> _GIVEN INSTRUCTION_:
Locate every line in the records below that holds the word "JSON" and return each one.

> _Records about charts and figures_:

——

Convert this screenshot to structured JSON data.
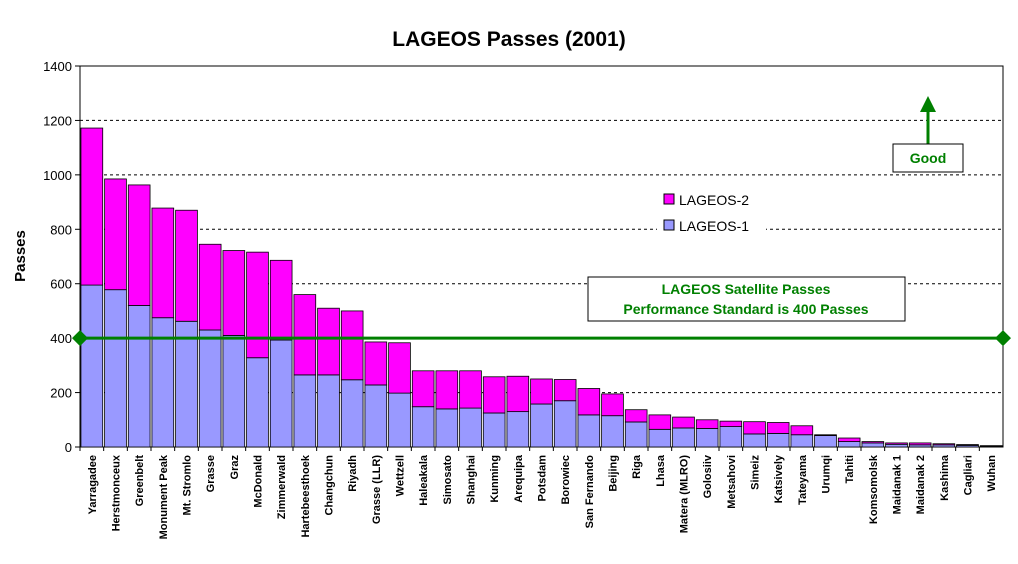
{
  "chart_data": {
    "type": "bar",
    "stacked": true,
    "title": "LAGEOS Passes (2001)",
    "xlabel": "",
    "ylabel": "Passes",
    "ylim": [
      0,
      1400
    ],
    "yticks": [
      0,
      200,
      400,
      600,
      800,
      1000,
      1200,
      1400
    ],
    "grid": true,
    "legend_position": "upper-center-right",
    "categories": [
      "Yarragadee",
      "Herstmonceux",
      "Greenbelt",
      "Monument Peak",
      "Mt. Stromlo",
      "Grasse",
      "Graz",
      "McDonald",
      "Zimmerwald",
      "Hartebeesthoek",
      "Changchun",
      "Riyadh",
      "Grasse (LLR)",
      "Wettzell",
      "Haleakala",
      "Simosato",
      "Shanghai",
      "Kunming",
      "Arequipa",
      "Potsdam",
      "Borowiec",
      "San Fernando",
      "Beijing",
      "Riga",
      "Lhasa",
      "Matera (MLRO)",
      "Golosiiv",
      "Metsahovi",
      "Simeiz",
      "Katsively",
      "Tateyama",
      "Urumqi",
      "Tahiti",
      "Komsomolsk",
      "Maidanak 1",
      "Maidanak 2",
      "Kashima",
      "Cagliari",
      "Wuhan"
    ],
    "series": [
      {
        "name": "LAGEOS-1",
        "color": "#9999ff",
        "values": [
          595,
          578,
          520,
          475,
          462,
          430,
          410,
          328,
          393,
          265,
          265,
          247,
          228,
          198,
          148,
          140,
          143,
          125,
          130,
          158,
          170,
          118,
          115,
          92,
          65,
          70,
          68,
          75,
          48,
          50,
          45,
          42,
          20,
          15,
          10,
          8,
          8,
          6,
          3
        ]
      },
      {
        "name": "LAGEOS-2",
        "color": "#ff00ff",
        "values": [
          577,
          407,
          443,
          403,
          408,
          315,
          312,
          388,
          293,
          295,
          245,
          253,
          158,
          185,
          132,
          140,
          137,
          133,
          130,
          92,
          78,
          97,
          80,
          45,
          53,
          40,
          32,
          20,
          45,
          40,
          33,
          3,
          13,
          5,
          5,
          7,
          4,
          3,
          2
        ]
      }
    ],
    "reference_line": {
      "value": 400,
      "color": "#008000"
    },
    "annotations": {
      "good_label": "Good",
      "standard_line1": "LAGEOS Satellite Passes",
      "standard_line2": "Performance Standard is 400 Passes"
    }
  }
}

——

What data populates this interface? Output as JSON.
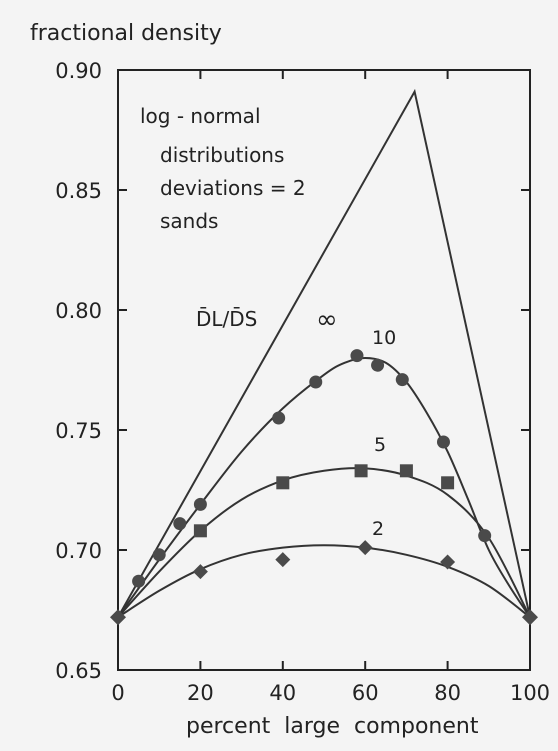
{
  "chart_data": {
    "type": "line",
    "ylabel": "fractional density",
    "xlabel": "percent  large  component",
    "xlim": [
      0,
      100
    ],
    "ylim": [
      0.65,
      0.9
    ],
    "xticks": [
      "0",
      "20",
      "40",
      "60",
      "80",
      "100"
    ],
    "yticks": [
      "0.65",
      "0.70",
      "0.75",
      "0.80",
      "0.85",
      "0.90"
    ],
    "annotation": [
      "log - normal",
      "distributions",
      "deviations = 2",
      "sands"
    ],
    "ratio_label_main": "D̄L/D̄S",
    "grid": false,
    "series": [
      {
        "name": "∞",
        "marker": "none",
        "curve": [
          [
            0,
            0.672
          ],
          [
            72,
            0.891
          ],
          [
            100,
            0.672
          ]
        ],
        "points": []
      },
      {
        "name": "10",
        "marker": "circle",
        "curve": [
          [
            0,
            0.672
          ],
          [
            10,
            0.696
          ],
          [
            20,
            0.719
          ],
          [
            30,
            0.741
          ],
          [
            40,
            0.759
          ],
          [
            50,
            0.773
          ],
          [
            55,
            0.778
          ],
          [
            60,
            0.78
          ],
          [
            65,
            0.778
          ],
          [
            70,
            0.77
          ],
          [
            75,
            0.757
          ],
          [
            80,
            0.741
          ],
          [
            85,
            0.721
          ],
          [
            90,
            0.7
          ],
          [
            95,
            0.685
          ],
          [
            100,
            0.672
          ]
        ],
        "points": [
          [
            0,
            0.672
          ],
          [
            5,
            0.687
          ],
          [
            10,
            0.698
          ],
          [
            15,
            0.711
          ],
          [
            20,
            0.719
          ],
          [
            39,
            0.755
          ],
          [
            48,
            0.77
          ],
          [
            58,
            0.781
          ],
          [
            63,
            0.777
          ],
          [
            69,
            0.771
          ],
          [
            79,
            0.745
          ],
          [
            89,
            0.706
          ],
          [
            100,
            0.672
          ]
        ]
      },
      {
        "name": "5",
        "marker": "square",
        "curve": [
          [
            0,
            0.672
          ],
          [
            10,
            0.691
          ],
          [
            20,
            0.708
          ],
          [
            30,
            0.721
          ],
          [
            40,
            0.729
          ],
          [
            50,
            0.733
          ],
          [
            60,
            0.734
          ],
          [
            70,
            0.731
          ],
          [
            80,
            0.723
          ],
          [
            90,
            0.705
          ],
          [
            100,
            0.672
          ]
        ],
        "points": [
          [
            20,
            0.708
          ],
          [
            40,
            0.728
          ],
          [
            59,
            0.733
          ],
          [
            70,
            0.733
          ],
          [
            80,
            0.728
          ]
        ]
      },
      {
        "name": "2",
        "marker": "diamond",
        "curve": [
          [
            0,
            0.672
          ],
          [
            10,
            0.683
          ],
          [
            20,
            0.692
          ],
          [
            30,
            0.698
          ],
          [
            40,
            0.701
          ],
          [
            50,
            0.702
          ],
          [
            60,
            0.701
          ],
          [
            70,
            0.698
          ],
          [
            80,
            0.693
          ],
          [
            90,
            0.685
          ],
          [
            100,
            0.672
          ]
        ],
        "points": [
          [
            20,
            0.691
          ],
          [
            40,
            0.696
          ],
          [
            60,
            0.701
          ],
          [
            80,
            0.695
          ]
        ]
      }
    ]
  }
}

——

> _COMPLETED EXERCISE_:
Convert this screenshot to structured JSON data.
What data populates this interface? Output as JSON.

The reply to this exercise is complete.